— begin RECORDS FOR THIS EXERCISE —

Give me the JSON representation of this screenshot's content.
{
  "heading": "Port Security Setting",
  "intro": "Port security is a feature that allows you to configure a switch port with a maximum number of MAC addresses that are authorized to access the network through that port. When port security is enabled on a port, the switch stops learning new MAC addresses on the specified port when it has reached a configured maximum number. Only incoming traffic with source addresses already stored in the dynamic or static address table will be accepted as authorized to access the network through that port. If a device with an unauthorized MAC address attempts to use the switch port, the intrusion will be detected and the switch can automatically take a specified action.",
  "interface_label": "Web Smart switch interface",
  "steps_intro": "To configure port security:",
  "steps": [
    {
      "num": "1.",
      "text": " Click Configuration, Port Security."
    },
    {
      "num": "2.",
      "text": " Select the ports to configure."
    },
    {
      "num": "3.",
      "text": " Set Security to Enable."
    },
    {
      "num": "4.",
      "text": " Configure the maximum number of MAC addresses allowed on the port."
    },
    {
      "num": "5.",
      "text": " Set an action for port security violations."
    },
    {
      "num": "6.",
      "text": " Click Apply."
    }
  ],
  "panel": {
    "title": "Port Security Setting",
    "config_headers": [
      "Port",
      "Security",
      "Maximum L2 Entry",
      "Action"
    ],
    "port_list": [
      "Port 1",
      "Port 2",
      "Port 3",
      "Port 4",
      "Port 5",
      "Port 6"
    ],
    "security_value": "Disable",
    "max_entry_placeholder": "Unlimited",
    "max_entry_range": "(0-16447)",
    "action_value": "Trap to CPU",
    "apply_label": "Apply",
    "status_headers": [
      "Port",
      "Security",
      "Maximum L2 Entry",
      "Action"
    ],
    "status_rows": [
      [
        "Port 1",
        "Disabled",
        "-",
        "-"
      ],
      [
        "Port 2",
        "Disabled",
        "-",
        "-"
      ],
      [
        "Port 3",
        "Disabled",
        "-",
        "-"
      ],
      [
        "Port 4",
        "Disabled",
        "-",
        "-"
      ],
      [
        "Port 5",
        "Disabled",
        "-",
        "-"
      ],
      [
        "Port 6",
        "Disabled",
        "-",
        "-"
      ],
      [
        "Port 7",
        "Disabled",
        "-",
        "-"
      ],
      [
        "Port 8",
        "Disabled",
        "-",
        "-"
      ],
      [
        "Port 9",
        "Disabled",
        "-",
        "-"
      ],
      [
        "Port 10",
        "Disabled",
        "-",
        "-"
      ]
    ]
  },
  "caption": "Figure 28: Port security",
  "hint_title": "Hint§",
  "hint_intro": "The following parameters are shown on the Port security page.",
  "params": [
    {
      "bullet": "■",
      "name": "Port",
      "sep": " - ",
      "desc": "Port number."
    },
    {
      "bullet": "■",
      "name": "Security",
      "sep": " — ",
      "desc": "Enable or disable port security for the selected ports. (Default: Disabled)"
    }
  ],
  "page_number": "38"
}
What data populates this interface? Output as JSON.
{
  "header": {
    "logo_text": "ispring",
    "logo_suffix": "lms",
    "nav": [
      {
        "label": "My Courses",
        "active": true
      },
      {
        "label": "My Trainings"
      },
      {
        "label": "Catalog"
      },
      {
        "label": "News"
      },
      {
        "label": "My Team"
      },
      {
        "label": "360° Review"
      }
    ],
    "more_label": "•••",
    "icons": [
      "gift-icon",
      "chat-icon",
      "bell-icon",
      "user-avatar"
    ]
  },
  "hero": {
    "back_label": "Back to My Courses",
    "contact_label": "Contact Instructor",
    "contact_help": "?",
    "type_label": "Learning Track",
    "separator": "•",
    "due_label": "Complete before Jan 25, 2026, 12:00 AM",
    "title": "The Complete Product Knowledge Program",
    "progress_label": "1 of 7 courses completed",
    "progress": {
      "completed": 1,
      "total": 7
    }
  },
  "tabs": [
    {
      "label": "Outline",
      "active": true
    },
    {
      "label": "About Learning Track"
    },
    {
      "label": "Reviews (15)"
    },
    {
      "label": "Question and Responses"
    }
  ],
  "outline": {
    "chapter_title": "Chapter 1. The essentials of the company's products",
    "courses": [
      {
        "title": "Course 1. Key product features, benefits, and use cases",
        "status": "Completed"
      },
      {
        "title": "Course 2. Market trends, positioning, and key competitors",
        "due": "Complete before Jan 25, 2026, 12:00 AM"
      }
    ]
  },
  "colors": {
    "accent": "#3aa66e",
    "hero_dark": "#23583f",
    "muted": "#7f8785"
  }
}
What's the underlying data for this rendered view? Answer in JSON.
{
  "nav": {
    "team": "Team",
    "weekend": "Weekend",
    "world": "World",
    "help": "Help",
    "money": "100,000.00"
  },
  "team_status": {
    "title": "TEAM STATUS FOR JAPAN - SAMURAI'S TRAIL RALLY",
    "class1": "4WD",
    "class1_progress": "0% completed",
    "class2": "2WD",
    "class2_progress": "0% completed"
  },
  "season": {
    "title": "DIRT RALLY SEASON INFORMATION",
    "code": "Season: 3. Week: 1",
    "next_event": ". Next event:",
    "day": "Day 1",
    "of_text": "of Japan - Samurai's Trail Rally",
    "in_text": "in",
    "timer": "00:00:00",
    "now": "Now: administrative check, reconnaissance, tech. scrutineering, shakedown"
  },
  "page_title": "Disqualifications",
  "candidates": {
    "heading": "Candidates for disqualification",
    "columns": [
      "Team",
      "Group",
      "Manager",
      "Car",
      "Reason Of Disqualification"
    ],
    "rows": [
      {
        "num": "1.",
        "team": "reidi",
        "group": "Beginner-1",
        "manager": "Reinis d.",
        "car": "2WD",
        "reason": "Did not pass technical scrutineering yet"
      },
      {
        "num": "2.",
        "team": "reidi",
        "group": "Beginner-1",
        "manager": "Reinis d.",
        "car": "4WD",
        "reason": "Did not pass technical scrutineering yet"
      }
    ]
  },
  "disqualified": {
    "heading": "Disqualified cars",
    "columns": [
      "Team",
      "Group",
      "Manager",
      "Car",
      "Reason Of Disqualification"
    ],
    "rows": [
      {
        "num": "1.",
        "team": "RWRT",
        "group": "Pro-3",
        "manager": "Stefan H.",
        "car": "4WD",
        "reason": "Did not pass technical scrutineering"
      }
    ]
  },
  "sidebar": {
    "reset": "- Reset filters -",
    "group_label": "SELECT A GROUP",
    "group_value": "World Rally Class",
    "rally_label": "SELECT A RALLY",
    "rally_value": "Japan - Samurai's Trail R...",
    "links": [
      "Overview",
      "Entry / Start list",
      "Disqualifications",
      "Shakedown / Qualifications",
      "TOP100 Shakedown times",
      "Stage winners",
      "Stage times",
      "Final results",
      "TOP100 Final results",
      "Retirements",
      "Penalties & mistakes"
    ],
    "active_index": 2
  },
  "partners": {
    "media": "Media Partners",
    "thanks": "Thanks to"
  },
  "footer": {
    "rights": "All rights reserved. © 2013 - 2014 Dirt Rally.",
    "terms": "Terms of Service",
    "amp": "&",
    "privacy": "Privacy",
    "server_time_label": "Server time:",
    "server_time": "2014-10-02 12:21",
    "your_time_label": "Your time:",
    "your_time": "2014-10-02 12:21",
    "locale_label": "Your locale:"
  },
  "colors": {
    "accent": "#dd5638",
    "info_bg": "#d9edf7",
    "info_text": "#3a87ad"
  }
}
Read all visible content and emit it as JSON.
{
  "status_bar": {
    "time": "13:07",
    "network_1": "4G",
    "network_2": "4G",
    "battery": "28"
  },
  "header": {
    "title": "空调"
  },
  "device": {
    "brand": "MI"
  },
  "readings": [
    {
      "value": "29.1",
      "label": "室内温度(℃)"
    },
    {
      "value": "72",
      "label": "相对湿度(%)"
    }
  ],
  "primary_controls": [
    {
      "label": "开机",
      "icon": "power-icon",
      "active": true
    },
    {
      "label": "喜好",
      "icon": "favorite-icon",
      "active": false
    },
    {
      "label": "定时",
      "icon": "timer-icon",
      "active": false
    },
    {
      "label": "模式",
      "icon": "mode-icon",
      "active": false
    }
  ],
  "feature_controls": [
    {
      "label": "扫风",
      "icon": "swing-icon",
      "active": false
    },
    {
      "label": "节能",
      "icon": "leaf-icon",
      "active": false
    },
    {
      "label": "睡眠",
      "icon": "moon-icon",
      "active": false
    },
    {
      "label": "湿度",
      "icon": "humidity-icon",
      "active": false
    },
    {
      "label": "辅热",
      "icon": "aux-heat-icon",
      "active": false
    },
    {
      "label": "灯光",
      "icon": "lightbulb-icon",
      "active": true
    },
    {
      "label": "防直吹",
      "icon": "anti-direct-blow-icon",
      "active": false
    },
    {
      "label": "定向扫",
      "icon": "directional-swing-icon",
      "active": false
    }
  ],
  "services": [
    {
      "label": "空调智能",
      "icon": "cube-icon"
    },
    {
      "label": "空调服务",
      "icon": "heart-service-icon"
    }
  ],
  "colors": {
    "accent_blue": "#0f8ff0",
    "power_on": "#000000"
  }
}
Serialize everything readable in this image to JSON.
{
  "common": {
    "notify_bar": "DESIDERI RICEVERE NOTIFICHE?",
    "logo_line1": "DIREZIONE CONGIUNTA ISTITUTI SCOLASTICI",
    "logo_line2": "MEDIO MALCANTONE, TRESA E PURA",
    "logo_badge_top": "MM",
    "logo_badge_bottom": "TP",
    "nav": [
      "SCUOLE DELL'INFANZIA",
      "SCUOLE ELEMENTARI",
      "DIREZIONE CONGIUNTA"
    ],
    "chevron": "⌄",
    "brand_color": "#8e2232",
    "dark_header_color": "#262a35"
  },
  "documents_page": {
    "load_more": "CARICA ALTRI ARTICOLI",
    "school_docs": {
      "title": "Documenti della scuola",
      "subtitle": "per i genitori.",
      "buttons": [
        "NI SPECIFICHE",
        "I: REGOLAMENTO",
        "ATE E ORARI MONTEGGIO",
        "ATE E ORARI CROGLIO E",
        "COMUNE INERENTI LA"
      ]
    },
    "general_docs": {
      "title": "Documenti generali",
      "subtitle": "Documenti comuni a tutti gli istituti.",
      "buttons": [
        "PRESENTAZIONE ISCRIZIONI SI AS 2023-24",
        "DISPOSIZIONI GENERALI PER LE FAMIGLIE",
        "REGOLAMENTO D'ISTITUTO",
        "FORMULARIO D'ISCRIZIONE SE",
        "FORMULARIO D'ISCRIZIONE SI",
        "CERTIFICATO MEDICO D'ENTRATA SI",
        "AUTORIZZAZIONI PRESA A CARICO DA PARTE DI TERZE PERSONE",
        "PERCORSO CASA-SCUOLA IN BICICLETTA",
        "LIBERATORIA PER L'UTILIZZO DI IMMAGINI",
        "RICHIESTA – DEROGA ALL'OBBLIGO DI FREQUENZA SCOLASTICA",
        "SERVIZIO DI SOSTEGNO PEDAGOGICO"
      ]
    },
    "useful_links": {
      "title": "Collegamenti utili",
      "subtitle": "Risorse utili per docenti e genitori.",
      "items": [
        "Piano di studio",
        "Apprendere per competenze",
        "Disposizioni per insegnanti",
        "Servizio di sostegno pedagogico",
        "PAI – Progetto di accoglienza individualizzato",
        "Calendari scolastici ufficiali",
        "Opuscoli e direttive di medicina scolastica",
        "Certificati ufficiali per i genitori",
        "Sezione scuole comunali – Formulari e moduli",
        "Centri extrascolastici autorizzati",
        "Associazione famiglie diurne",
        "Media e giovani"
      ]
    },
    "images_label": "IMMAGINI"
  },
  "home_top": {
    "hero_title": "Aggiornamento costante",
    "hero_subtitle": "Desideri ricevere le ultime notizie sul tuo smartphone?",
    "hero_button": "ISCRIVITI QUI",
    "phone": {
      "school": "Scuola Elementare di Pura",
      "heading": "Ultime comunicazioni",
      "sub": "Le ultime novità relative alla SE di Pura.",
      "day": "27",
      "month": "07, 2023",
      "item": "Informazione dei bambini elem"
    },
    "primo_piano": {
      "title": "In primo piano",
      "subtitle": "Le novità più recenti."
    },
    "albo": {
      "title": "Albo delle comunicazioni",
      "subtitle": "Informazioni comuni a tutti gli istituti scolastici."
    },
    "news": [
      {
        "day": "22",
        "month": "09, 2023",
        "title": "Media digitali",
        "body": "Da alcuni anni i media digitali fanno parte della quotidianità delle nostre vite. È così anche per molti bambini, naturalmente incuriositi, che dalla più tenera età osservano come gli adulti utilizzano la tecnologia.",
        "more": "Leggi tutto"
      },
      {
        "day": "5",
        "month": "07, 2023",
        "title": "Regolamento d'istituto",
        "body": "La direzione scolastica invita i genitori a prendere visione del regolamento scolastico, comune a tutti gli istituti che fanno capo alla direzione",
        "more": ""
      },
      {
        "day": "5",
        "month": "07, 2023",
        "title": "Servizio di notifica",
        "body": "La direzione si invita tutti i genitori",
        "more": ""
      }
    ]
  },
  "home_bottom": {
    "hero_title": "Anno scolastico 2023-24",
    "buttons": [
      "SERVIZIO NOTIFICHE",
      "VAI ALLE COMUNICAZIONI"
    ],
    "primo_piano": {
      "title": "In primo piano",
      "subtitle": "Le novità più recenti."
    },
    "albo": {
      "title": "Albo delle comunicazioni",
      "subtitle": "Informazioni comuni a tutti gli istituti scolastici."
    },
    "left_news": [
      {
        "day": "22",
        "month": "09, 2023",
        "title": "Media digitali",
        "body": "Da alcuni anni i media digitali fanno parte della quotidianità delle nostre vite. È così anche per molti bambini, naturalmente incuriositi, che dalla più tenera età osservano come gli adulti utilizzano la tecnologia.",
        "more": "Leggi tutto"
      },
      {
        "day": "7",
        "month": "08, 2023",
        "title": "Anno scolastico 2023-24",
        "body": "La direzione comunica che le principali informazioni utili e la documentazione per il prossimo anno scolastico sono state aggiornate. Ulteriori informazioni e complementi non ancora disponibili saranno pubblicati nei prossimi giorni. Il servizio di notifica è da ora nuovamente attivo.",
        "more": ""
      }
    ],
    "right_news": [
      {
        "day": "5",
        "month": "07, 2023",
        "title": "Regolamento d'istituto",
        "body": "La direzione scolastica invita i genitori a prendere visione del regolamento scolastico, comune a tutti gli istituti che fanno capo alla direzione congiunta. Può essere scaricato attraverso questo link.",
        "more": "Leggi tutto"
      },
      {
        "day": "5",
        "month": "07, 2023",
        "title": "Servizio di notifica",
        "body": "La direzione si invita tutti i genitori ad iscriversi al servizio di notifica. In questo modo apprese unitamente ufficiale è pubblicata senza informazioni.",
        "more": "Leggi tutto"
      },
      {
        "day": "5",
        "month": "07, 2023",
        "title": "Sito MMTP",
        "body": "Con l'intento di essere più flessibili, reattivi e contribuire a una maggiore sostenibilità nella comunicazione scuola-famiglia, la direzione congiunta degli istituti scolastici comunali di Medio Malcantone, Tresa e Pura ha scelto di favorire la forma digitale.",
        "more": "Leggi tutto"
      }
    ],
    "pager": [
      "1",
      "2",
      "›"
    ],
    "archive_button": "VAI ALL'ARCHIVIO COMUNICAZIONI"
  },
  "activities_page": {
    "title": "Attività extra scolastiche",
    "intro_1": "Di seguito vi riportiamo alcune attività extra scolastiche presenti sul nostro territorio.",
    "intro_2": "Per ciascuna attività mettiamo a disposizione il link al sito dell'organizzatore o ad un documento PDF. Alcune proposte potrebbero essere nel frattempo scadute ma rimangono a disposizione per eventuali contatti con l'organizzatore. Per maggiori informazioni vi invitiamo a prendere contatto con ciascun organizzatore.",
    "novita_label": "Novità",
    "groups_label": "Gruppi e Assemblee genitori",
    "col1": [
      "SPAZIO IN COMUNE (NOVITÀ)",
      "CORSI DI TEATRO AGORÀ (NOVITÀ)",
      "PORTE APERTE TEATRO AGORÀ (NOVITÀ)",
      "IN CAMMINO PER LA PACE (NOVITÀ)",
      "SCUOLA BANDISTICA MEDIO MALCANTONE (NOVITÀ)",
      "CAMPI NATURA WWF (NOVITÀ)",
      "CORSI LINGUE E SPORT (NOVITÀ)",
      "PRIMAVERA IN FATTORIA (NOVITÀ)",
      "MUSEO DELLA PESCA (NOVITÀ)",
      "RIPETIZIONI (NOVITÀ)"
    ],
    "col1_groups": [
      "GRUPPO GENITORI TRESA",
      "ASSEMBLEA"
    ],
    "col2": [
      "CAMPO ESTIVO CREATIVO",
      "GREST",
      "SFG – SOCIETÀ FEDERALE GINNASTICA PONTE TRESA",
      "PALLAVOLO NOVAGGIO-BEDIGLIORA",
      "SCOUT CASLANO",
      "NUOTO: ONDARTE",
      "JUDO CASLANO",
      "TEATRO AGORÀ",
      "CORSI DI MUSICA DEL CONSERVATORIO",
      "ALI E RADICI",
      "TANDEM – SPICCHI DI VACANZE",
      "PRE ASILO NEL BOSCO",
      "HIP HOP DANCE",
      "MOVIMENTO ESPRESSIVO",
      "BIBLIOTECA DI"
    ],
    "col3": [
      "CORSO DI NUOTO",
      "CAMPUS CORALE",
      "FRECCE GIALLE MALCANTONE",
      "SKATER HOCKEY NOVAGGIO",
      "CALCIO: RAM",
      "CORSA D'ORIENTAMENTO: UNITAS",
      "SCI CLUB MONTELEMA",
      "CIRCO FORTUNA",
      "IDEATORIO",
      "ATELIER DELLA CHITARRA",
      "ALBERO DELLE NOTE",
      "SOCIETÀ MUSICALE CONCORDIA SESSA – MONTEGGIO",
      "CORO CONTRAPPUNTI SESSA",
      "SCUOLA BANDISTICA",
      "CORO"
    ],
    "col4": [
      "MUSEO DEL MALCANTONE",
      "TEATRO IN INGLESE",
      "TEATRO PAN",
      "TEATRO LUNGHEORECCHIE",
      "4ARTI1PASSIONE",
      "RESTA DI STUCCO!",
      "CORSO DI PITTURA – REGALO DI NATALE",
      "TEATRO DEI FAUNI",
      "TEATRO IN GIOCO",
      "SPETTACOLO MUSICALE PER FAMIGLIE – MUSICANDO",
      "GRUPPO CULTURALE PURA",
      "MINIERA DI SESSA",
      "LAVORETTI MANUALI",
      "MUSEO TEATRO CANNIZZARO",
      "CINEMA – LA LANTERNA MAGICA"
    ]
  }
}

— end RECORDS FOR THIS EXERCISE —

◆ EXERCISE TASK ◆
Give only the number of lines in the material above that include the word "notifica".

◆ ANSWER TO THIS EXERCISE ◆
4